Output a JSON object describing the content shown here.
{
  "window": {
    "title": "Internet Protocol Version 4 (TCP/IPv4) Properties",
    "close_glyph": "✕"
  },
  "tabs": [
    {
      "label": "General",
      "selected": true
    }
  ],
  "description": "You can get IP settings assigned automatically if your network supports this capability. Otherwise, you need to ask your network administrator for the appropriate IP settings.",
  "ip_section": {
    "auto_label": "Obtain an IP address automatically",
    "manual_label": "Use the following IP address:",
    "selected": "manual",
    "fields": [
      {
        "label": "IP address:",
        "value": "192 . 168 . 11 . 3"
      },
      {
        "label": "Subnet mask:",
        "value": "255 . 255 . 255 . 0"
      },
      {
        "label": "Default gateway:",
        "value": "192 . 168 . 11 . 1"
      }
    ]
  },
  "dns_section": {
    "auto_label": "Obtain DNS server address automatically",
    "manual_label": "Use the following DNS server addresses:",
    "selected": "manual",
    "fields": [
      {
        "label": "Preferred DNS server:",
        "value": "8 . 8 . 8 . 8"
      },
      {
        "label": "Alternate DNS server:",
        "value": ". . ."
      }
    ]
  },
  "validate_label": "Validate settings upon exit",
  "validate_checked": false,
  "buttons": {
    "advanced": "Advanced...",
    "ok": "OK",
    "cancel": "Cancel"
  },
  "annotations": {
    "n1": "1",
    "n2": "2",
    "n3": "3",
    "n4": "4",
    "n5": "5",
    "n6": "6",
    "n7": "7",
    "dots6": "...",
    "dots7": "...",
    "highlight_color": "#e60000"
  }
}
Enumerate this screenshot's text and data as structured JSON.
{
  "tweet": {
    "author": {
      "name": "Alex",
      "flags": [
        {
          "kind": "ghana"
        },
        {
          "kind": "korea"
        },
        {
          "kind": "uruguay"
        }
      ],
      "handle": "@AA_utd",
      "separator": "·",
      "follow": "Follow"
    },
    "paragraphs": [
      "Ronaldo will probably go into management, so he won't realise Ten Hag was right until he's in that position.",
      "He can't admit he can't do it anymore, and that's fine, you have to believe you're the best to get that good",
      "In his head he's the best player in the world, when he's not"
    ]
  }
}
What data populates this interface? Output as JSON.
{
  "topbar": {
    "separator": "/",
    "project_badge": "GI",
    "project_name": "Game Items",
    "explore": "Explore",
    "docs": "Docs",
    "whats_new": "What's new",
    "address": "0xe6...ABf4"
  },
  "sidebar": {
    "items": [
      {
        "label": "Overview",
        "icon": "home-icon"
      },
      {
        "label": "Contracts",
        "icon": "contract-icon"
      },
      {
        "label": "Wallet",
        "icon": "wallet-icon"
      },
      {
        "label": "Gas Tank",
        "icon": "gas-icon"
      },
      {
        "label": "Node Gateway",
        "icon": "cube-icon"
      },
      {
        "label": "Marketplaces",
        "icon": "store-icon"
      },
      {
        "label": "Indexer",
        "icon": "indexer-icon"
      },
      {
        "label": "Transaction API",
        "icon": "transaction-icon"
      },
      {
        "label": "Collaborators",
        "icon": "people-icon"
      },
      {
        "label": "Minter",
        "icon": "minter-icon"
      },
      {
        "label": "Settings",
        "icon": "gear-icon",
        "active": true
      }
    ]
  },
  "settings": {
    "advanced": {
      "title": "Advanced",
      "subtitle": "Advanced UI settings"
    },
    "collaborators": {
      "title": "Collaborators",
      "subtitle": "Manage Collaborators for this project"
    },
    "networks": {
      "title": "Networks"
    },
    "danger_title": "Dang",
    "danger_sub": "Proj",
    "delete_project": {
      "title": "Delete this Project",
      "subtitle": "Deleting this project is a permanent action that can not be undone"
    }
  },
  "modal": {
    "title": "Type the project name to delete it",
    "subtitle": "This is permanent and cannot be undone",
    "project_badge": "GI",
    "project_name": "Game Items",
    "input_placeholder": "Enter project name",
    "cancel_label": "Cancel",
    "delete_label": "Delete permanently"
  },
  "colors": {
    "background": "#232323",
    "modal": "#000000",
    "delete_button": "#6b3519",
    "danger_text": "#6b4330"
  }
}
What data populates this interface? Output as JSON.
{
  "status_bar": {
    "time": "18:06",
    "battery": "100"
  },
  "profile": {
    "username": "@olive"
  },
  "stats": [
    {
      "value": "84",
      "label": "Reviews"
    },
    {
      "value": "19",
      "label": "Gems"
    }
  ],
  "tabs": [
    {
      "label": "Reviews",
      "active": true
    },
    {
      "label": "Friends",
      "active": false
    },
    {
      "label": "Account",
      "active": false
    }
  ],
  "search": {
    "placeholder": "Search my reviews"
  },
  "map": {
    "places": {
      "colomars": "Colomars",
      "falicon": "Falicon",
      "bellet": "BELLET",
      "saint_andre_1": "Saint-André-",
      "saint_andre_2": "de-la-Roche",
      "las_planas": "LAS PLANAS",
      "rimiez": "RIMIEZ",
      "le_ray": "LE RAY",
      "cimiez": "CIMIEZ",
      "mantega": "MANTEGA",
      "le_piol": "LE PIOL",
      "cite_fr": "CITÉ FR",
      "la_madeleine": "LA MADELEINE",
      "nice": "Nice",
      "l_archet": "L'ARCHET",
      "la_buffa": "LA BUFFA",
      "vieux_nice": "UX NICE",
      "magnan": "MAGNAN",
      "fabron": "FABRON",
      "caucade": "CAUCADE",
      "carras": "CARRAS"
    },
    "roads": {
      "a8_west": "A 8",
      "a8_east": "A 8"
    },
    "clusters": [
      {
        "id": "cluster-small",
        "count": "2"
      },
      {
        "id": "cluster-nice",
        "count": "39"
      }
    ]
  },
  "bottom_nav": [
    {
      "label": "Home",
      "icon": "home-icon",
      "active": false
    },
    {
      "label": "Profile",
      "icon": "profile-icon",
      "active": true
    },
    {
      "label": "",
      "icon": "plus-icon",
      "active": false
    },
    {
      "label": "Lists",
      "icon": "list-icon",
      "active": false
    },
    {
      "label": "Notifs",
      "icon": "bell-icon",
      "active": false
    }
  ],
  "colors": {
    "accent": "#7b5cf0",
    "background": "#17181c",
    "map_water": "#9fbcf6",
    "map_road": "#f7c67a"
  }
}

* _EXERCISE BRIEF_: In the listing, find each line with the string "JSON" and copy it.

* _RESPONSE FOR THIS EXERCISE_:
Output a JSON object describing the content shown here.
Enumerate this screenshot's text and data as structured JSON.
What data populates this interface? Output as JSON.
What data populates this interface? Output as JSON.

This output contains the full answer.